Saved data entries
--- BEGIN ---

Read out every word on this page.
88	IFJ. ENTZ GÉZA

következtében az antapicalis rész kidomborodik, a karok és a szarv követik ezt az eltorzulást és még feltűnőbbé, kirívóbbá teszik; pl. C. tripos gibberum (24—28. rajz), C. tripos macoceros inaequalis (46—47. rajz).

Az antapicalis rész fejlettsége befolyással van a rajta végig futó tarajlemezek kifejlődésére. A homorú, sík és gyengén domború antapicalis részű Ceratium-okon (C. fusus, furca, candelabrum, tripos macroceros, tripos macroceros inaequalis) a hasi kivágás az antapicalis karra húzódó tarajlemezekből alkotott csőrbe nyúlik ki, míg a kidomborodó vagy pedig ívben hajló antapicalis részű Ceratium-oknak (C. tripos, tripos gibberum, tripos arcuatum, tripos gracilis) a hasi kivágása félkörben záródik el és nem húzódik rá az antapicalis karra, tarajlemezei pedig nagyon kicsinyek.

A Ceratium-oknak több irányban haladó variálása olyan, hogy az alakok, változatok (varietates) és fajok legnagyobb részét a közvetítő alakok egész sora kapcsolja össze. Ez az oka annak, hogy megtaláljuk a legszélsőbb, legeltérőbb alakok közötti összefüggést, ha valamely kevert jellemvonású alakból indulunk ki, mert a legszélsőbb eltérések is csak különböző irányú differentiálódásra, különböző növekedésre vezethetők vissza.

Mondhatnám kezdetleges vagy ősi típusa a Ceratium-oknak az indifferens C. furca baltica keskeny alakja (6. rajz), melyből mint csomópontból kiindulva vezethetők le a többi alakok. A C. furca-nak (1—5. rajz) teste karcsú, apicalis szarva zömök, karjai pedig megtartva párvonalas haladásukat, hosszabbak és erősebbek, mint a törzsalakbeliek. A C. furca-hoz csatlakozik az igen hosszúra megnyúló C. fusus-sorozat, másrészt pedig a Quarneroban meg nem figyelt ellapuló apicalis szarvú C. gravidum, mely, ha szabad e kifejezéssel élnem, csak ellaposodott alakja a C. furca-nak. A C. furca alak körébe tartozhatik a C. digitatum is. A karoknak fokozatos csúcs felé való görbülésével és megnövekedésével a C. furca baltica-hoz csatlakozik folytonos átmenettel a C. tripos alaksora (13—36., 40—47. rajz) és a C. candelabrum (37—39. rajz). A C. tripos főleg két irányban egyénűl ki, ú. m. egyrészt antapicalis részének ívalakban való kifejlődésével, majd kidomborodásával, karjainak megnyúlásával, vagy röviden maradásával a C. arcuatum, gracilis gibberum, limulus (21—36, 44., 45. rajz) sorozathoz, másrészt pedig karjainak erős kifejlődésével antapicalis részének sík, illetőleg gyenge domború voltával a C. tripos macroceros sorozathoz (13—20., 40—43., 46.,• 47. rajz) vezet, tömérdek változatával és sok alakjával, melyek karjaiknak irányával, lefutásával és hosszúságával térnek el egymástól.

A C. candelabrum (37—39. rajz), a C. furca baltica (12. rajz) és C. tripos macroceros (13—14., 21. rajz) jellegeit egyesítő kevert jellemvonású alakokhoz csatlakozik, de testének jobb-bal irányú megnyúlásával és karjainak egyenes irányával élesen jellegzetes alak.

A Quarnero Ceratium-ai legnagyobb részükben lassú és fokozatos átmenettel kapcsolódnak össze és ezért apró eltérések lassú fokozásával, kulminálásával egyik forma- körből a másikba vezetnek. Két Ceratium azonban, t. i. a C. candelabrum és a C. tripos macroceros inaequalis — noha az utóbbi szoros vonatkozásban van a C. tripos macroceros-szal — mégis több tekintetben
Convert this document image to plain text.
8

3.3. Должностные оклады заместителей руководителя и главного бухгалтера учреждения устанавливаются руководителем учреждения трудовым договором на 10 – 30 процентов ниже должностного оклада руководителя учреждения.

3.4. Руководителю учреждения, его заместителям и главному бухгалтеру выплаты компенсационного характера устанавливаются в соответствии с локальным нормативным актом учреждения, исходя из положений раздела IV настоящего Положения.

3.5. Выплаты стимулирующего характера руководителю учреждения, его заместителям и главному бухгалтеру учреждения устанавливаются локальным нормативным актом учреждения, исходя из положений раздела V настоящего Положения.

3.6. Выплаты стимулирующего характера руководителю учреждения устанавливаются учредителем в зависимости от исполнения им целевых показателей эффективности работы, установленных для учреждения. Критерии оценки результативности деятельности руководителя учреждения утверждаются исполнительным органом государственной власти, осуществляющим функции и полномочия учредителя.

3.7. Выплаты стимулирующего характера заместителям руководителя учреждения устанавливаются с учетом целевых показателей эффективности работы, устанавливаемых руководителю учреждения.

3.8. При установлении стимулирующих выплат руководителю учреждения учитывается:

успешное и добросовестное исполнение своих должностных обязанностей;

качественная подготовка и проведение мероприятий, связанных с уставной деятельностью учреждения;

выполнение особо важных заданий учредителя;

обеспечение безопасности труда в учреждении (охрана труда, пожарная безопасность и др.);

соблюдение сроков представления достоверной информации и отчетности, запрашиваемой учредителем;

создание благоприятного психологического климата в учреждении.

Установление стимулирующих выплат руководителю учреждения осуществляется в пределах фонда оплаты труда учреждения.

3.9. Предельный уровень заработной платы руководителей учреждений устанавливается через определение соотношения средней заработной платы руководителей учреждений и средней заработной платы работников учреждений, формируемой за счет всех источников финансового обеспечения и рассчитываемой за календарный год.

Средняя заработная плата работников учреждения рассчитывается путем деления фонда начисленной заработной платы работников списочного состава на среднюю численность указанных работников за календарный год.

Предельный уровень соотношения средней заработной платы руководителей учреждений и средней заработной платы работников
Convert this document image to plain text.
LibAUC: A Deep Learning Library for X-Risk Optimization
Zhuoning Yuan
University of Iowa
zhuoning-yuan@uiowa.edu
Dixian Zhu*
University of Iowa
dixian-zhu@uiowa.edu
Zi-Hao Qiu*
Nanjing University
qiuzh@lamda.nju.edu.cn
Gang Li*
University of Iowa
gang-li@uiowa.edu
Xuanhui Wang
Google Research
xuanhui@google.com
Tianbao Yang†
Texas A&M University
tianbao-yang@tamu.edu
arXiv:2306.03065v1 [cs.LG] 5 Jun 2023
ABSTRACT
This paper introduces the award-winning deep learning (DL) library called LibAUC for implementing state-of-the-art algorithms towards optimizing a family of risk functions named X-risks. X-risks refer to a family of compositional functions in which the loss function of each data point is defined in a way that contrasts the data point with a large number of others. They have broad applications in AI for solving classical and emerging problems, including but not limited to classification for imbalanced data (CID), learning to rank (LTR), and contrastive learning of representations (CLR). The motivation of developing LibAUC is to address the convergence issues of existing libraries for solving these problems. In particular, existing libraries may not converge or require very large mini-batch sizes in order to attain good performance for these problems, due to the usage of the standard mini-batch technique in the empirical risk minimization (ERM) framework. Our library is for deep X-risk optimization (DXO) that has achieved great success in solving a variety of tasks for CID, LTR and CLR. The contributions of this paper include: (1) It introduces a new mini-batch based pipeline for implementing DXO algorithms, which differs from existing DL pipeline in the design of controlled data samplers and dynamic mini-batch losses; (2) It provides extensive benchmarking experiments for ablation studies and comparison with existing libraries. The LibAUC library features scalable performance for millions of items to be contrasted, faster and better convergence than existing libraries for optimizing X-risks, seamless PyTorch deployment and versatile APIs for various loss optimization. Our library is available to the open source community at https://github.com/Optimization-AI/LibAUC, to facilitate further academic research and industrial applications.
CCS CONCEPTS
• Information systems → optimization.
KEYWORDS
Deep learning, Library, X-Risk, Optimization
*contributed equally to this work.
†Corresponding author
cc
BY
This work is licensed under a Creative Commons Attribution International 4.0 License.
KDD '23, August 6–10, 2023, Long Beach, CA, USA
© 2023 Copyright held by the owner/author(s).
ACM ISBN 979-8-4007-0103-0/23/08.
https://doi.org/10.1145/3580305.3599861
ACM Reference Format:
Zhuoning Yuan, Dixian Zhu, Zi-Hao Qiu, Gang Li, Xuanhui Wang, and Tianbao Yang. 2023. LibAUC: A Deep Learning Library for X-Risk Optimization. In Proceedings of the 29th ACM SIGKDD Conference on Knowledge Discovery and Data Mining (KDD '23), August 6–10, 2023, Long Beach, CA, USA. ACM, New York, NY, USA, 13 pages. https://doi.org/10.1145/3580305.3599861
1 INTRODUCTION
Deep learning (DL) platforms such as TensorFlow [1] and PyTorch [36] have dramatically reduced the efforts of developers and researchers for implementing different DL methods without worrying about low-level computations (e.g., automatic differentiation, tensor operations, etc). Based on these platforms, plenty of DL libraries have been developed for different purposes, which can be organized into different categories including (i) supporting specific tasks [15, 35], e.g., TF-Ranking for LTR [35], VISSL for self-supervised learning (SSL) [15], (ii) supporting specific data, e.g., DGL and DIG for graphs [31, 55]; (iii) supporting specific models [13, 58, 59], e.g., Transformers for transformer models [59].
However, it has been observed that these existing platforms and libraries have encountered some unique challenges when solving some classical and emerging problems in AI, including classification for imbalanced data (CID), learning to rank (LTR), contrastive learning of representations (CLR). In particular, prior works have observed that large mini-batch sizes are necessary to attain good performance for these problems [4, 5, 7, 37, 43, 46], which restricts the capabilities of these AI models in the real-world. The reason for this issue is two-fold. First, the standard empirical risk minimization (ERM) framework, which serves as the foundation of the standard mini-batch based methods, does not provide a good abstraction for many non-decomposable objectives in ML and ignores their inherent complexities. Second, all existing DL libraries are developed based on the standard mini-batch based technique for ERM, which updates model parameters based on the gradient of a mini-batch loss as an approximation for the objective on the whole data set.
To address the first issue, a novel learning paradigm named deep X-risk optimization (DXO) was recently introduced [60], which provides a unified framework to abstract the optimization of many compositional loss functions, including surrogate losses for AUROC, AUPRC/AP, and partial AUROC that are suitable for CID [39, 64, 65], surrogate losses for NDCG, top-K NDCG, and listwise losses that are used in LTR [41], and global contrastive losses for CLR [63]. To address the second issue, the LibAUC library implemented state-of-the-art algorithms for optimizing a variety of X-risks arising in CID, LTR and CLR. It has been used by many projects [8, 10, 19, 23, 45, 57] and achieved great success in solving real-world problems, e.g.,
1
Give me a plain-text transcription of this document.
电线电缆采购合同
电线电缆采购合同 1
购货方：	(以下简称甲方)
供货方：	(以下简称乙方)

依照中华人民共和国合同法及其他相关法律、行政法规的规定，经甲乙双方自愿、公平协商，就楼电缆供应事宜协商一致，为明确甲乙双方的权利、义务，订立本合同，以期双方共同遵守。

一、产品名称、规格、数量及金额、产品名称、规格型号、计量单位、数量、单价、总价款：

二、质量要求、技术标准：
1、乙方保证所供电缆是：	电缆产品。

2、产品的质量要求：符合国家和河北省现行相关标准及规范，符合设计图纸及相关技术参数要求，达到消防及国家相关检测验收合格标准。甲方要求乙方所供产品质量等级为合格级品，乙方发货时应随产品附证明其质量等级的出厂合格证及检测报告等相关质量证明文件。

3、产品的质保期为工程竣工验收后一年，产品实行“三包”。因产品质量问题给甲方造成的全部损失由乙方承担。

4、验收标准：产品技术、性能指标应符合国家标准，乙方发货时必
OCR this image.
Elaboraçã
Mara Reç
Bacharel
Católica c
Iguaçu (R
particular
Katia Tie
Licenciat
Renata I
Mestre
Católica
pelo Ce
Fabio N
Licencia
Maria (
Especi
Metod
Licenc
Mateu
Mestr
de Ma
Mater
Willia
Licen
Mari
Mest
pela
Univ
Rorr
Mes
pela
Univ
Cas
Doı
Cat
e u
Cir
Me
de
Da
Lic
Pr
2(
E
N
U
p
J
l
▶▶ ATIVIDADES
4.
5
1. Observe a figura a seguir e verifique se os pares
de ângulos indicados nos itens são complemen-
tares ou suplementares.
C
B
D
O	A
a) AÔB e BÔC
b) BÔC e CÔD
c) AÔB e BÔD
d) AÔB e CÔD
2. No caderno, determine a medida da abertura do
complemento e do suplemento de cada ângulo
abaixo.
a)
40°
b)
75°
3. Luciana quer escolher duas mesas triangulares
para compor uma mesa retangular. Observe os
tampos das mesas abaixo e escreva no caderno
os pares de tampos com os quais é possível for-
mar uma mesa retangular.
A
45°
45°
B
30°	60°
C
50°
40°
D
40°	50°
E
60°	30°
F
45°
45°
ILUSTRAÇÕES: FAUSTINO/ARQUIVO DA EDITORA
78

--- END ---

- Written request: Take every line from the data above that holds "руководителей" and copy it out.

- Task solution:
3.9. Предельный уровень заработной платы руководителей учреждений устанавливается через определение соотношения средней заработной платы руководителей учреждений и средней заработной платы работников учреждений, формируемой за счет всех источников финансового обеспечения и рассчитываемой за календарный год.
Предельный уровень соотношения средней заработной платы руководителей учреждений и средней заработной платы работников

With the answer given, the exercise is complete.